Dataset entries:
————

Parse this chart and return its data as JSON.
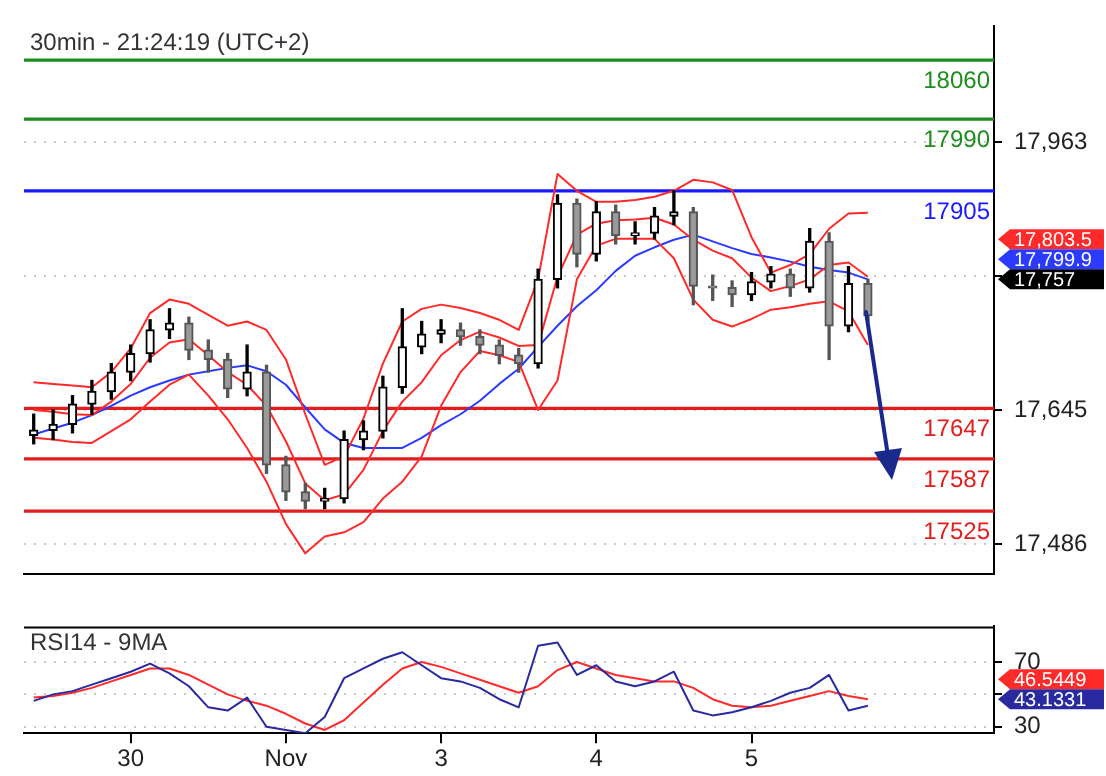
{
  "chart_data": [
    {
      "type": "candlestick",
      "title": "30min - 21:24:19 (UTC+2)",
      "categories": [
        null,
        null,
        null,
        null,
        null,
        null,
        null,
        null,
        null,
        null,
        null,
        null,
        null,
        null,
        null,
        null,
        null,
        null,
        null,
        null,
        null,
        null,
        null,
        null,
        null,
        null,
        null,
        null,
        null,
        null,
        null,
        null,
        null,
        null,
        null,
        null,
        null,
        null,
        null,
        null,
        null,
        null,
        null,
        null,
        null,
        null,
        null,
        null,
        null,
        null
      ],
      "ohlc": [
        [
          17615,
          17640,
          17605,
          17621
        ],
        [
          17621,
          17645,
          17610,
          17628
        ],
        [
          17628,
          17662,
          17618,
          17652
        ],
        [
          17652,
          17680,
          17640,
          17667
        ],
        [
          17667,
          17700,
          17658,
          17690
        ],
        [
          17690,
          17722,
          17680,
          17712
        ],
        [
          17712,
          17752,
          17702,
          17740
        ],
        [
          17740,
          17765,
          17730,
          17748
        ],
        [
          17748,
          17755,
          17705,
          17716
        ],
        [
          17716,
          17728,
          17690,
          17705
        ],
        [
          17705,
          17712,
          17660,
          17670
        ],
        [
          17670,
          17722,
          17662,
          17690
        ],
        [
          17690,
          17698,
          17570,
          17580
        ],
        [
          17580,
          17590,
          17538,
          17548
        ],
        [
          17548,
          17558,
          17528,
          17537
        ],
        [
          17537,
          17552,
          17528,
          17540
        ],
        [
          17540,
          17620,
          17535,
          17610
        ],
        [
          17610,
          17632,
          17598,
          17620
        ],
        [
          17620,
          17685,
          17612,
          17672
        ],
        [
          17672,
          17765,
          17665,
          17720
        ],
        [
          17720,
          17750,
          17712,
          17735
        ],
        [
          17735,
          17752,
          17725,
          17740
        ],
        [
          17740,
          17748,
          17722,
          17732
        ],
        [
          17732,
          17740,
          17712,
          17722
        ],
        [
          17722,
          17728,
          17700,
          17710
        ],
        [
          17710,
          17718,
          17690,
          17700
        ],
        [
          17700,
          17812,
          17695,
          17800
        ],
        [
          17800,
          17900,
          17790,
          17890
        ],
        [
          17890,
          17895,
          17815,
          17830
        ],
        [
          17830,
          17892,
          17822,
          17880
        ],
        [
          17880,
          17888,
          17842,
          17852
        ],
        [
          17852,
          17868,
          17842,
          17855
        ],
        [
          17855,
          17885,
          17848,
          17875
        ],
        [
          17875,
          17905,
          17865,
          17880
        ],
        [
          17880,
          17885,
          17770,
          17792
        ],
        [
          17792,
          17805,
          17775,
          17790
        ],
        [
          17790,
          17798,
          17768,
          17782
        ],
        [
          17782,
          17808,
          17775,
          17797
        ],
        [
          17797,
          17815,
          17790,
          17806
        ],
        [
          17806,
          17812,
          17780,
          17790
        ],
        [
          17790,
          17860,
          17785,
          17845
        ],
        [
          17845,
          17855,
          17705,
          17745
        ],
        [
          17745,
          17815,
          17738,
          17795
        ],
        [
          17795,
          17800,
          17750,
          17757
        ],
        null,
        null,
        null,
        null,
        null,
        null
      ],
      "series": [
        {
          "type": "line",
          "color": "#ff2a2a",
          "values": [
            17678,
            17676,
            17674,
            17672,
            17690,
            17718,
            17760,
            17776,
            17771,
            17758,
            17745,
            17750,
            17740,
            17705,
            17640,
            17580,
            17590,
            17635,
            17700,
            17750,
            17765,
            17770,
            17766,
            17760,
            17752,
            17740,
            17800,
            17925,
            17905,
            17892,
            17892,
            17894,
            17898,
            17905,
            17918,
            17915,
            17906,
            17850,
            17808,
            17817,
            17830,
            17860,
            17878,
            17879,
            null,
            null,
            null,
            null,
            null,
            null
          ]
        },
        {
          "type": "line",
          "color": "#ff2a2a",
          "values": [
            17645,
            17643,
            17640,
            17639,
            17655,
            17676,
            17707,
            17725,
            17729,
            17710,
            17690,
            17675,
            17650,
            17608,
            17558,
            17538,
            17545,
            17574,
            17620,
            17655,
            17678,
            17710,
            17728,
            17738,
            17731,
            17721,
            17722,
            17803,
            17853,
            17866,
            17870,
            17871,
            17873,
            17865,
            17847,
            17834,
            17825,
            17802,
            17786,
            17792,
            17800,
            17817,
            17820,
            17803,
            null,
            null,
            null,
            null,
            null,
            null
          ]
        },
        {
          "type": "line",
          "color": "#ff2a2a",
          "values": [
            17612,
            17610,
            17607,
            17606,
            17620,
            17634,
            17655,
            17675,
            17687,
            17662,
            17634,
            17600,
            17560,
            17510,
            17475,
            17495,
            17500,
            17512,
            17540,
            17560,
            17590,
            17650,
            17690,
            17715,
            17710,
            17702,
            17645,
            17680,
            17800,
            17840,
            17848,
            17848,
            17848,
            17825,
            17776,
            17752,
            17744,
            17753,
            17764,
            17767,
            17771,
            17774,
            17762,
            17722,
            null,
            null,
            null,
            null,
            null,
            null
          ]
        },
        {
          "type": "line",
          "color": "#2a3aff",
          "values": [
            17616,
            17623,
            17630,
            17639,
            17650,
            17662,
            17672,
            17680,
            17687,
            17691,
            17695,
            17698,
            17691,
            17675,
            17648,
            17622,
            17606,
            17600,
            17600,
            17600,
            17612,
            17627,
            17640,
            17656,
            17676,
            17694,
            17720,
            17745,
            17768,
            17787,
            17810,
            17828,
            17838,
            17847,
            17853,
            17845,
            17837,
            17830,
            17826,
            17821,
            17815,
            17811,
            17808,
            17800,
            null,
            null,
            null,
            null,
            null,
            null
          ]
        }
      ],
      "ylim": [
        17451,
        18100
      ],
      "yticks": [
        {
          "value": 17486,
          "label": "17,486"
        },
        {
          "value": 17645,
          "label": "17,645"
        },
        {
          "value": 17804,
          "label": null
        },
        {
          "value": 17963,
          "label": "17,963"
        }
      ],
      "grid": "y",
      "tick_labels": "y",
      "ref_lines": [
        {
          "axis": "y",
          "value": 18060,
          "label": "18060",
          "color": "#1e8c1e"
        },
        {
          "axis": "y",
          "value": 17990,
          "label": "17990",
          "color": "#1e8c1e"
        },
        {
          "axis": "y",
          "value": 17905,
          "label": "17905",
          "color": "#1a1aff"
        },
        {
          "axis": "y",
          "value": 17647,
          "label": "17647",
          "color": "#e01e1e"
        },
        {
          "axis": "y",
          "value": 17587,
          "label": "17587",
          "color": "#e01e1e"
        },
        {
          "axis": "y",
          "value": 17525,
          "label": "17525",
          "color": "#e01e1e"
        }
      ],
      "annotations": [
        "17,803.5",
        "17,799.9",
        "17,757"
      ]
    },
    {
      "type": "line",
      "title": "RSI14 - 9MA",
      "categories": [
        null,
        null,
        null,
        null,
        null,
        "30",
        null,
        null,
        null,
        null,
        null,
        null,
        null,
        "Nov",
        null,
        null,
        null,
        null,
        null,
        null,
        null,
        "3",
        null,
        null,
        null,
        null,
        null,
        null,
        null,
        "4",
        null,
        null,
        null,
        null,
        null,
        null,
        null,
        "5",
        null,
        null,
        null,
        null,
        null,
        null,
        null,
        null,
        null,
        null,
        null,
        null
      ],
      "series": [
        {
          "color": "#2a2aa0",
          "values": [
            46,
            50,
            52,
            56,
            60,
            64,
            69,
            63,
            55,
            42,
            40,
            48,
            30,
            28,
            26,
            36,
            60,
            66,
            72,
            76,
            68,
            60,
            58,
            54,
            47,
            42,
            80,
            82,
            62,
            68,
            58,
            55,
            58,
            64,
            40,
            37,
            39,
            42,
            46,
            51,
            54,
            62,
            40,
            43,
            null,
            null,
            null,
            null,
            null,
            null
          ]
        },
        {
          "color": "#ff2a2a",
          "values": [
            48,
            49,
            51,
            54,
            58,
            62,
            66,
            66,
            62,
            56,
            50,
            46,
            43,
            38,
            32,
            28,
            34,
            45,
            56,
            66,
            70,
            67,
            63,
            59,
            55,
            51,
            55,
            65,
            70,
            66,
            62,
            60,
            58,
            58,
            54,
            47,
            43,
            42,
            43,
            46,
            49,
            52,
            49,
            47,
            null,
            null,
            null,
            null,
            null,
            null
          ]
        }
      ],
      "ylim": [
        26,
        92
      ],
      "yticks": [
        30,
        {
          "value": 50,
          "label": null
        },
        70
      ],
      "grid": "y",
      "annotations": [
        "46.5449",
        "43.1331"
      ]
    }
  ]
}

————

Stated task: Search the lines above for the string "title", then show every one that has it.

Written solution:
      "title": "30min - 21:24:19 (UTC+2)",
      "title": "RSI14 - 9MA",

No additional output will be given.